» **SUPPLIED DATA**
━━━━

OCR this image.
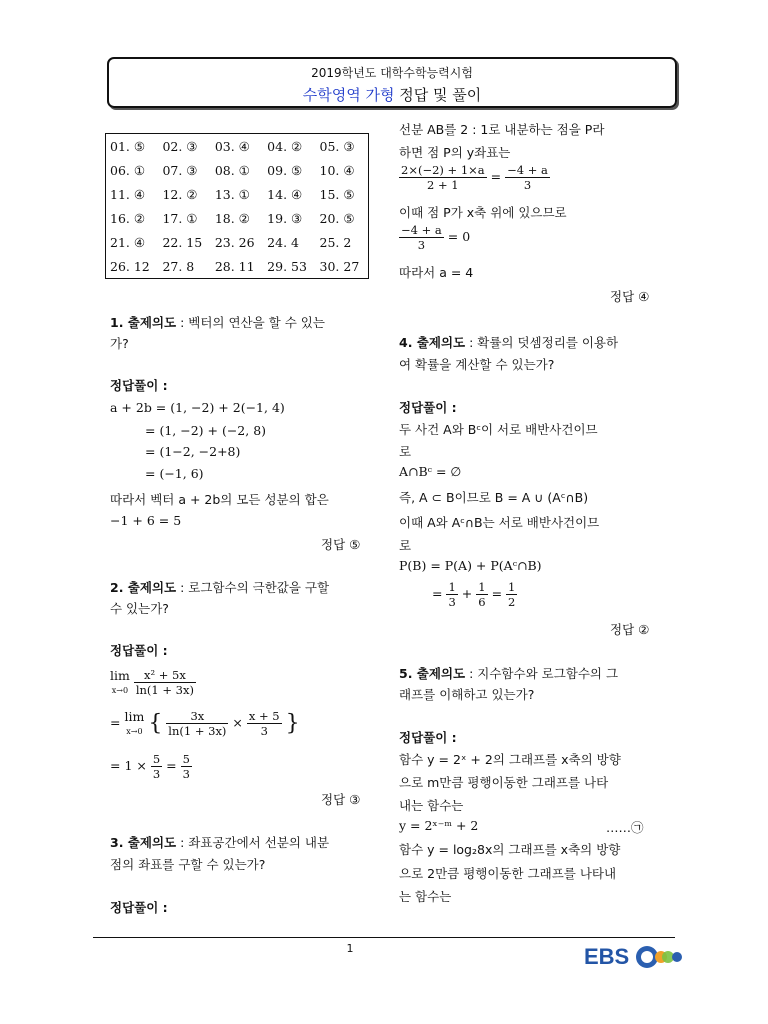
2019학년도 대학수학능력시험
수학영역 가형 정답 및 풀이
01. ⑤	02. ③	03. ④	04. ②	05. ③
06. ①	07. ③	08. ①	09. ⑤	10. ④
11. ④	12. ②	13. ①	14. ④	15. ⑤
16. ②	17. ①	18. ②	19. ③	20. ⑤
21. ④	22. 15	23. 26	24. 4	25. 2
26. 12	27. 8	28. 11	29. 53	30. 27
1. 출제의도 : 벡터의 연산을 할 수 있는
가?
정답풀이 :
a + 2b = (1, −2) + 2(−1, 4)
= (1, −2) + (−2, 8)
= (1−2, −2+8)
= (−1, 6)
따라서 벡터 a + 2b의 모든 성분의 합은
−1 + 6 = 5
정답 ⑤
2. 출제의도 : 로그함수의 극한값을 구할
수 있는가?
정답풀이 :
lim
$x\to 0 \frac{\text{x² + 5x}}{\ln(1 + 3x)}$
= lim
x→0 { $\frac{3x}{\ln(1 + 3x)} \times \frac{x + 5}{3}$ }
= $1 \times \frac{5}{3} = \frac{5}{3}$
정답 ③
3. 출제의도 : 좌표공간에서 선분의 내분
점의 좌표를 구할 수 있는가?
정답풀이 :
선분 AB를 2 : 1로 내분하는 점을 P라
하면 점 P의 y좌표는
$\frac{2\times(-2) + 1\times a}{2 + 1} = \frac{-4 + a}{3}$
이때 점 P가 x축 위에 있으므로
$\frac{-4 + a}{3} = 0$
따라서 a = 4
정답 ④
4. 출제의도 : 확률의 덧셈정리를 이용하
여 확률을 계산할 수 있는가?
정답풀이 :
두 사건 A와 Bᶜ이 서로 배반사건이므
로
A∩Bᶜ = ∅
즉, A ⊂ B이므로 B = A ∪ (Aᶜ∩B)
이때 A와 Aᶜ∩B는 서로 배반사건이므
로
P(B) = P(A) + P(Aᶜ∩B)
= $\frac{1}{3} + \frac{1}{6} = \frac{1}{2}$
정답 ②
5. 출제의도 : 지수함수와 로그함수의 그
래프를 이해하고 있는가?
정답풀이 :
함수 y = 2ˣ + 2의 그래프를 x축의 방향
으로 m만큼 평행이동한 그래프를 나타
내는 함수는
y = 2ˣ⁻ᵐ + 2	……㉠
함수 y = log₂8x의 그래프를 x축의 방향
으로 2만큼 평행이동한 그래프를 나타내
는 함수는
1	EBS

━━━━

» **YOUR TASK**
Transcribe the preceding listing in its entirety and with exact wording, leaving out pictures.

» **TASK ANSWER**
OCR this image.
2019학년도 대학수학능력시험
수학영역 가형 정답 및 풀이
01. ⑤	02. ③	03. ④	04. ②	05. ③
06. ①	07. ③	08. ①	09. ⑤	10. ④
11. ④	12. ②	13. ①	14. ④	15. ⑤
16. ②	17. ①	18. ②	19. ③	20. ⑤
21. ④	22. 15	23. 26	24. 4	25. 2
26. 12	27. 8	28. 11	29. 53	30. 27
1. 출제의도 : 벡터의 연산을 할 수 있는
가?
정답풀이 :
a + 2b = (1, −2) + 2(−1, 4)
= (1, −2) + (−2, 8)
= (1−2, −2+8)
= (−1, 6)
따라서 벡터 a + 2b의 모든 성분의 합은
−1 + 6 = 5
정답 ⑤
2. 출제의도 : 로그함수의 극한값을 구할
수 있는가?
정답풀이 :
lim
$x\to 0 \frac{\text{x² + 5x}}{\ln(1 + 3x)}$
= lim
x→0 { $\frac{3x}{\ln(1 + 3x)} \times \frac{x + 5}{3}$ }
= $1 \times \frac{5}{3} = \frac{5}{3}$
정답 ③
3. 출제의도 : 좌표공간에서 선분의 내분
점의 좌표를 구할 수 있는가?
정답풀이 :
선분 AB를 2 : 1로 내분하는 점을 P라
하면 점 P의 y좌표는
$\frac{2\times(-2) + 1\times a}{2 + 1} = \frac{-4 + a}{3}$
이때 점 P가 x축 위에 있으므로
$\frac{-4 + a}{3} = 0$
따라서 a = 4
정답 ④
4. 출제의도 : 확률의 덧셈정리를 이용하
여 확률을 계산할 수 있는가?
정답풀이 :
두 사건 A와 Bᶜ이 서로 배반사건이므
로
A∩Bᶜ = ∅
즉, A ⊂ B이므로 B = A ∪ (Aᶜ∩B)
이때 A와 Aᶜ∩B는 서로 배반사건이므
로
P(B) = P(A) + P(Aᶜ∩B)
= $\frac{1}{3} + \frac{1}{6} = \frac{1}{2}$
정답 ②
5. 출제의도 : 지수함수와 로그함수의 그
래프를 이해하고 있는가?
정답풀이 :
함수 y = 2ˣ + 2의 그래프를 x축의 방향
으로 m만큼 평행이동한 그래프를 나타
내는 함수는
y = 2ˣ⁻ᵐ + 2	……㉠
함수 y = log₂8x의 그래프를 x축의 방향
으로 2만큼 평행이동한 그래프를 나타내
는 함수는
1	EBS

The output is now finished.